STORED RECORDS:
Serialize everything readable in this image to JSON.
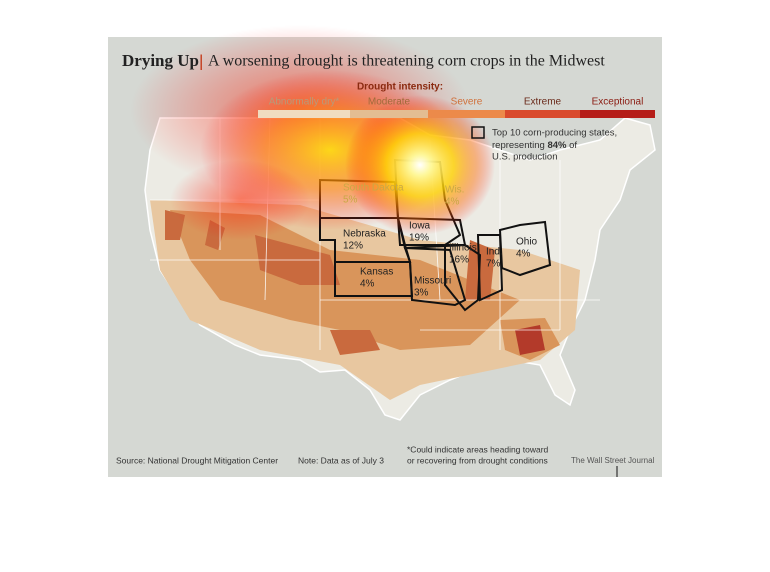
{
  "header": {
    "title": "Drying Up",
    "subtitle": "A worsening drought is threatening corn crops in the Midwest"
  },
  "legend": {
    "title": "Drought intensity:",
    "levels": [
      "Abnormally dry*",
      "Moderate",
      "Severe",
      "Extreme",
      "Exceptional"
    ],
    "box_note": {
      "line1": "Top 10 corn-producing states,",
      "line2_before": "representing ",
      "line2_bold": "84%",
      "line2_after": " of",
      "line3": "U.S. production"
    }
  },
  "states": [
    {
      "name": "South Dakota",
      "share": "5%"
    },
    {
      "name": "Wis.",
      "share": "4%"
    },
    {
      "name": "Nebraska",
      "share": "12%"
    },
    {
      "name": "Iowa",
      "share": "19%"
    },
    {
      "name": "Illinois",
      "share": "16%"
    },
    {
      "name": "Ind.",
      "share": "7%"
    },
    {
      "name": "Ohio",
      "share": "4%"
    },
    {
      "name": "Kansas",
      "share": "4%"
    },
    {
      "name": "Missouri",
      "share": "3%"
    }
  ],
  "footer": {
    "source": "Source: National Drought Mitigation Center",
    "note": "Note: Data as of July 3",
    "footnote_line1": "*Could indicate areas heading toward",
    "footnote_line2": "or recovering from drought conditions",
    "credit": "The Wall Street Journal"
  }
}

REQUIREMENTS: Write out the entries above verbatim; the pictures do not belong in your copy.

EXERCISE SOLUTION:
Serialize everything readable in this image to JSON.
{
  "header": {
    "title": "Drying Up",
    "subtitle": "A worsening drought is threatening corn crops in the Midwest"
  },
  "legend": {
    "title": "Drought intensity:",
    "levels": [
      "Abnormally dry*",
      "Moderate",
      "Severe",
      "Extreme",
      "Exceptional"
    ],
    "box_note": {
      "line1": "Top 10 corn-producing states,",
      "line2_before": "representing ",
      "line2_bold": "84%",
      "line2_after": " of",
      "line3": "U.S. production"
    }
  },
  "states": [
    {
      "name": "South Dakota",
      "share": "5%"
    },
    {
      "name": "Wis.",
      "share": "4%"
    },
    {
      "name": "Nebraska",
      "share": "12%"
    },
    {
      "name": "Iowa",
      "share": "19%"
    },
    {
      "name": "Illinois",
      "share": "16%"
    },
    {
      "name": "Ind.",
      "share": "7%"
    },
    {
      "name": "Ohio",
      "share": "4%"
    },
    {
      "name": "Kansas",
      "share": "4%"
    },
    {
      "name": "Missouri",
      "share": "3%"
    }
  ],
  "footer": {
    "source": "Source: National Drought Mitigation Center",
    "note": "Note: Data as of July 3",
    "footnote_line1": "*Could indicate areas heading toward",
    "footnote_line2": "or recovering from drought conditions",
    "credit": "The Wall Street Journal"
  }
}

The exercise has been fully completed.